What is required: Reproduce each line of the material exactly, minus any picture.

Dataset:
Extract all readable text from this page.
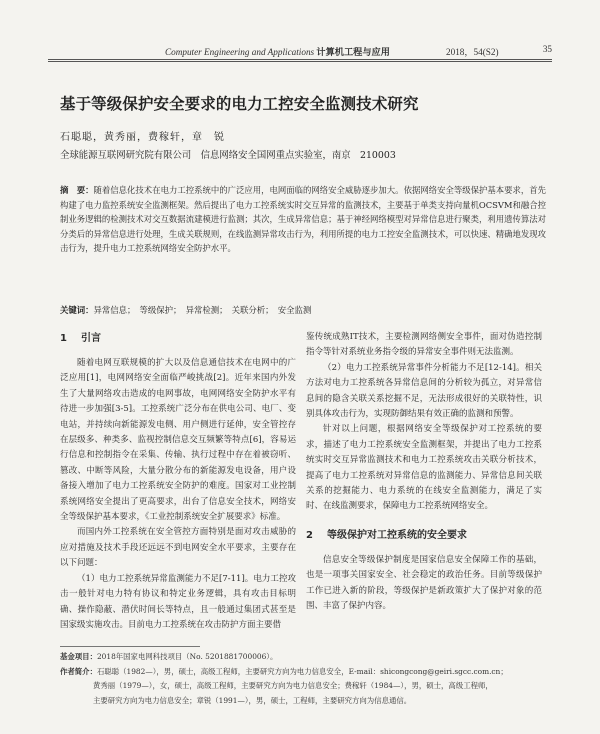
Computer Engineering and Applications 计算机工程与应用	2018，54(S2)	35
基于等级保护安全要求的电力工控安全监测技术研究
石聪聪，黄秀丽，费稼轩，章　锐
全球能源互联网研究院有限公司　信息网络安全国网重点实验室，南京　210003
摘　要：随着信息化技术在电力工控系统中的广泛应用，电网面临的网络安全威胁逐步加大。依据网络安全等级保护基本要求，首先构建了电力监控系统安全监测框架。然后提出了电力工控系统实时交互异常的监测技术，主要基于单类支持向量机OCSVM和融合控制业务逻辑的检测技术对交互数据流建模进行监测；其次，生成异常信息；基于神经网络模型对异常信息进行聚类，利用遗传算法对分类后的异常信息进行处理，生成关联规则，在线监测异常攻击行为，利用所提的电力工控安全监测技术，可以快速、精确地发现攻击行为，提升电力工控系统网络安全防护水平。
关键词：异常信息；　等级保护；　异常检测；　关联分析；　安全监测
1 引言

随着电网互联规模的扩大以及信息通信技术在电网中的广泛应用[1]，电网网络安全面临严峻挑战[2]。近年来国内外发生了大量网络攻击造成的电网事故，电网网络安全防护水平有待进一步加强[3-5]。工控系统广泛分布在供电公司、电厂、变电站，并持续向新能源发电侧、用户侧进行延伸，安全管控存在层级多、种类多、监视控制信息交互频繁等特点[6]，容易运行信息和控制指令在采集、传输、执行过程中存在着被窃听、篡改、中断等风险，大量分散分布的新能源发电设备，用户设备接入增加了电力工控系统安全防护的难度。国家对工业控制系统网络安全提出了更高要求，出台了信息安全技术，网络安全等级保护基本要求，《工业控制系统安全扩展要求》标准。

而国内外工控系统在安全管控方面特别是面对攻击威胁的应对措施及技术手段还远远不到电网安全水平要求，主要存在以下问题：

（1）电力工控系统异常监测能力不足[7-11]。电力工控攻击一般针对电力特有协议和特定业务逻辑，具有攻击目标明确、操作隐蔽、潜伏时间长等特点，且一般通过集团式甚至是国家级实施攻击。目前电力工控系统在攻击防护方面主要借

鉴传统成熟IT技术，主要检测网络侧安全事件，面对伪造控制指令等针对系统业务指令级的异常安全事件则无法监测。

（2）电力工控系统异常事件分析能力不足[12-14]。相关方法对电力工控系统各异常信息间的分析较为孤立，对异常信息间的隐含关联关系挖掘不足，无法形成很好的关联特性，识别具体攻击行为，实现防御结果有效正确的监测和预警。

针对以上问题，根据网络安全等级保护对工控系统的要求，描述了电力工控系统安全监测框架，并提出了电力工控系统实时交互异常监测技术和电力工控系统攻击关联分析技术，提高了电力工控系统对异常信息的监测能力、异常信息间关联关系的挖掘能力、电力系统的在线安全监测能力，满足了实时、在线监测要求，保障电力工控系统网络安全。

2 等级保护对工控系统的安全要求

信息安全等级保护制度是国家信息安全保障工作的基础，也是一项事关国家安全、社会稳定的政治任务。目前等级保护工作已进入新的阶段，等级保护是新政策扩大了保护对象的范围、丰富了保护内容。

基金项目：2018年国家电网科技项目（No. 5201881700006）。
作者简介：石聪聪（1982—），男，硕士，高级工程师，主要研究方向为电力信息安全，E-mail：shicongcong@geiri.sgcc.com.cn；
黄秀丽（1979—），女，硕士，高级工程师，主要研究方向为电力信息安全；费稼轩（1984—），男，硕士，高级工程师，
主要研究方向为电力信息安全；章锐（1991—），男，硕士，工程师，主要研究方向为信息通信。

The output:
Extract all readable text from this page.
Computer Engineering and Applications 计算机工程与应用	2018，54(S2)	35
基于等级保护安全要求的电力工控安全监测技术研究
石聪聪，黄秀丽，费稼轩，章　锐
全球能源互联网研究院有限公司　信息网络安全国网重点实验室，南京　210003
摘　要：随着信息化技术在电力工控系统中的广泛应用，电网面临的网络安全威胁逐步加大。依据网络安全等级保护基本要求，首先构建了电力监控系统安全监测框架。然后提出了电力工控系统实时交互异常的监测技术，主要基于单类支持向量机OCSVM和融合控制业务逻辑的检测技术对交互数据流建模进行监测；其次，生成异常信息；基于神经网络模型对异常信息进行聚类，利用遗传算法对分类后的异常信息进行处理，生成关联规则，在线监测异常攻击行为，利用所提的电力工控安全监测技术，可以快速、精确地发现攻击行为，提升电力工控系统网络安全防护水平。
关键词：异常信息；　等级保护；　异常检测；　关联分析；　安全监测
1 引言

随着电网互联规模的扩大以及信息通信技术在电网中的广泛应用[1]，电网网络安全面临严峻挑战[2]。近年来国内外发生了大量网络攻击造成的电网事故，电网网络安全防护水平有待进一步加强[3-5]。工控系统广泛分布在供电公司、电厂、变电站，并持续向新能源发电侧、用户侧进行延伸，安全管控存在层级多、种类多、监视控制信息交互频繁等特点[6]，容易运行信息和控制指令在采集、传输、执行过程中存在着被窃听、篡改、中断等风险，大量分散分布的新能源发电设备，用户设备接入增加了电力工控系统安全防护的难度。国家对工业控制系统网络安全提出了更高要求，出台了信息安全技术，网络安全等级保护基本要求，《工业控制系统安全扩展要求》标准。

而国内外工控系统在安全管控方面特别是面对攻击威胁的应对措施及技术手段还远远不到电网安全水平要求，主要存在以下问题：

（1）电力工控系统异常监测能力不足[7-11]。电力工控攻击一般针对电力特有协议和特定业务逻辑，具有攻击目标明确、操作隐蔽、潜伏时间长等特点，且一般通过集团式甚至是国家级实施攻击。目前电力工控系统在攻击防护方面主要借

鉴传统成熟IT技术，主要检测网络侧安全事件，面对伪造控制指令等针对系统业务指令级的异常安全事件则无法监测。

（2）电力工控系统异常事件分析能力不足[12-14]。相关方法对电力工控系统各异常信息间的分析较为孤立，对异常信息间的隐含关联关系挖掘不足，无法形成很好的关联特性，识别具体攻击行为，实现防御结果有效正确的监测和预警。

针对以上问题，根据网络安全等级保护对工控系统的要求，描述了电力工控系统安全监测框架，并提出了电力工控系统实时交互异常监测技术和电力工控系统攻击关联分析技术，提高了电力工控系统对异常信息的监测能力、异常信息间关联关系的挖掘能力、电力系统的在线安全监测能力，满足了实时、在线监测要求，保障电力工控系统网络安全。

2 等级保护对工控系统的安全要求

信息安全等级保护制度是国家信息安全保障工作的基础，也是一项事关国家安全、社会稳定的政治任务。目前等级保护工作已进入新的阶段，等级保护是新政策扩大了保护对象的范围、丰富了保护内容。

基金项目：2018年国家电网科技项目（No. 5201881700006）。
作者简介：石聪聪（1982—），男，硕士，高级工程师，主要研究方向为电力信息安全，E-mail：shicongcong@geiri.sgcc.com.cn；
黄秀丽（1979—），女，硕士，高级工程师，主要研究方向为电力信息安全；费稼轩（1984—），男，硕士，高级工程师，
主要研究方向为电力信息安全；章锐（1991—），男，硕士，工程师，主要研究方向为信息通信。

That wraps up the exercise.